• What to do
Rewrite the lines starting at the one containing "data-point xyxy=(594,133,604,142)" and ending at the one containing "x-tick-label: 150 xyxy=(305,222,322,247)", putting "Zoom" in place of "Scale" and keeping everything else the same.

• Supplied information
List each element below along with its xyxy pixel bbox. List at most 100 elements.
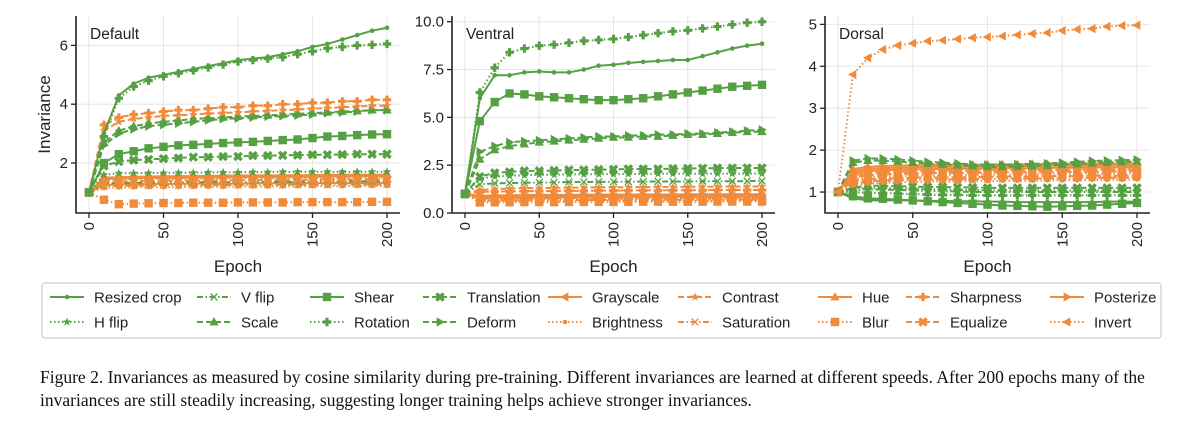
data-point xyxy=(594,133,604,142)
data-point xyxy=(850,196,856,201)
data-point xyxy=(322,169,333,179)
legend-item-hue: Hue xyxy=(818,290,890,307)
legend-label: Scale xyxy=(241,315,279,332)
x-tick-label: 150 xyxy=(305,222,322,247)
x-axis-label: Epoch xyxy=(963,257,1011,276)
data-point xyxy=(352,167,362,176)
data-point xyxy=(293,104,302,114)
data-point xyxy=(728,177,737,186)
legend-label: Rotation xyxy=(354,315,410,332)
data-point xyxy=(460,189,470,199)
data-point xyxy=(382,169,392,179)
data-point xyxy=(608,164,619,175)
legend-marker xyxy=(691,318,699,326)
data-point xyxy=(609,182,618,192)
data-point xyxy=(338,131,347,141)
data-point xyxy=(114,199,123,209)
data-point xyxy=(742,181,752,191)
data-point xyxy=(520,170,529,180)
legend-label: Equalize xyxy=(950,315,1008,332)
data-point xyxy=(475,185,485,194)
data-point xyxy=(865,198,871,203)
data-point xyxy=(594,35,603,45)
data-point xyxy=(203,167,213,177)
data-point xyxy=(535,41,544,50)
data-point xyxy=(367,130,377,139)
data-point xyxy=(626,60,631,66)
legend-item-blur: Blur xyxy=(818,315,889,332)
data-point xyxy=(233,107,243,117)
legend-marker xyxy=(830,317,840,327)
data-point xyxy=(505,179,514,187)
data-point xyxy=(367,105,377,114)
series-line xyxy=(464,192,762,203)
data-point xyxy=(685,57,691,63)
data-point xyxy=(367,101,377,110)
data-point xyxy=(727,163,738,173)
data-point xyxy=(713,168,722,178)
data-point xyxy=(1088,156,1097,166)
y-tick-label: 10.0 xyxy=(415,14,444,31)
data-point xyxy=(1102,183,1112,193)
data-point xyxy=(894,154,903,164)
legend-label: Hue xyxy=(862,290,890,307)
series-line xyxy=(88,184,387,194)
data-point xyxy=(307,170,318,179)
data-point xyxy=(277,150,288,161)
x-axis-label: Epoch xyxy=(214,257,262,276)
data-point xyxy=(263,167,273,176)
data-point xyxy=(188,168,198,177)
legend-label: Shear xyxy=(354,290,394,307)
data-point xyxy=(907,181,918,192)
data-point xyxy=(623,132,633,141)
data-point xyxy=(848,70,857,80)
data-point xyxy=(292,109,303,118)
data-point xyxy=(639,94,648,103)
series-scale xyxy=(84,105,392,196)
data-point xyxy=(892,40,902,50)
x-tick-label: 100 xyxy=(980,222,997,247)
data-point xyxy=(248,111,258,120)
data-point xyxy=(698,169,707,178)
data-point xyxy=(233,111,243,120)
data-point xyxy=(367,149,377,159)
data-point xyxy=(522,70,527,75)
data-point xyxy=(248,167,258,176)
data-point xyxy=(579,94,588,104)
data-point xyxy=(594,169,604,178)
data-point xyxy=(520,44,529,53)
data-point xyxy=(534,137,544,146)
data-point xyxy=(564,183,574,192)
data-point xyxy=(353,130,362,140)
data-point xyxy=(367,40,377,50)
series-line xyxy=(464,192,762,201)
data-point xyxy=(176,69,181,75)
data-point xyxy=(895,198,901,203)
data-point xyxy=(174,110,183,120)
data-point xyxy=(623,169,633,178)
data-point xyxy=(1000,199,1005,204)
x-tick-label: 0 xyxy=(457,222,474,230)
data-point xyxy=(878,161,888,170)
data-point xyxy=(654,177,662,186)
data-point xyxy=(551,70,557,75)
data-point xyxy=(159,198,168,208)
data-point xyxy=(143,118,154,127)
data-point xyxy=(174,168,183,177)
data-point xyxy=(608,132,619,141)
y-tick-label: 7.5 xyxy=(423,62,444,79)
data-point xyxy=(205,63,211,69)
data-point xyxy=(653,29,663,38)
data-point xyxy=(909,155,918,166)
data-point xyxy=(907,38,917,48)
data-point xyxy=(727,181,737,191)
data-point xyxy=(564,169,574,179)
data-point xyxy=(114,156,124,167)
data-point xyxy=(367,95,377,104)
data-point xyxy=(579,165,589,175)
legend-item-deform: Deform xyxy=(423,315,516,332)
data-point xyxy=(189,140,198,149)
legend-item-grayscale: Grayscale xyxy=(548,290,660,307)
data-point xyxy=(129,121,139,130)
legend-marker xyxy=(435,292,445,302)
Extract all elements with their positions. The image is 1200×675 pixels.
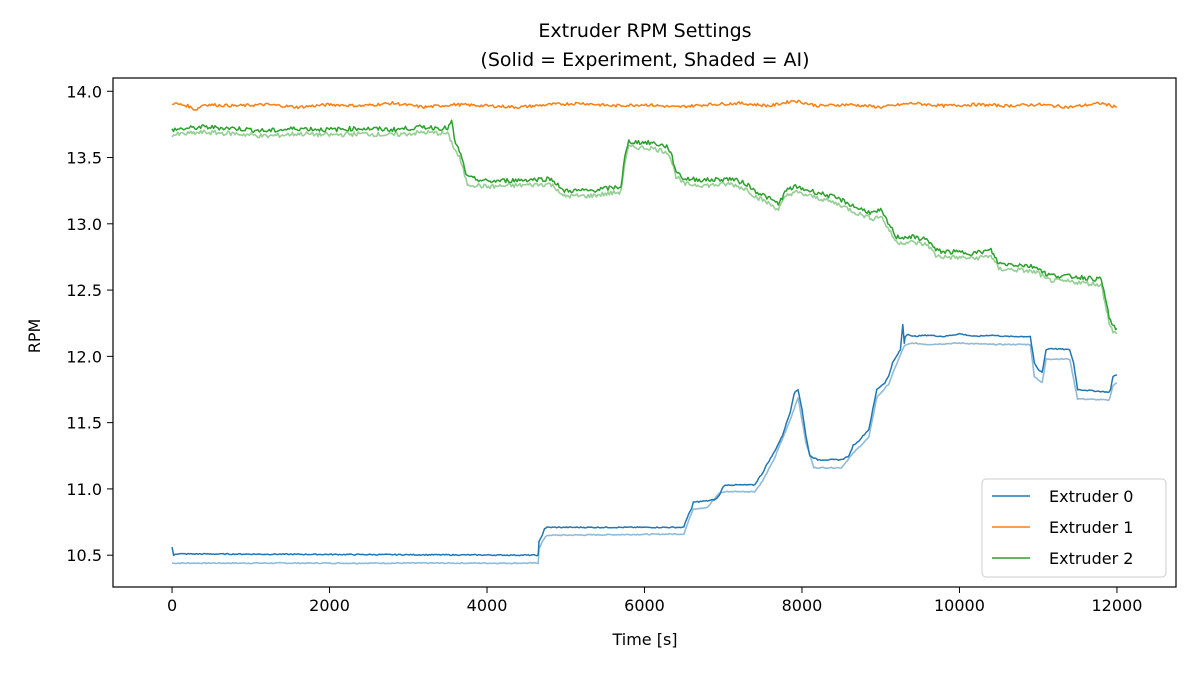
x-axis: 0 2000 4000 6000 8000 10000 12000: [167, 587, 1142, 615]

• Answer below
data-point xyxy=(594,133,604,142)
data-point xyxy=(850,196,856,201)
data-point xyxy=(322,169,333,179)
legend-item-hue: Hue xyxy=(818,290,890,307)
legend-label: Zoom xyxy=(241,315,279,332)
x-tick-label: 150 xyxy=(305,222,322,247)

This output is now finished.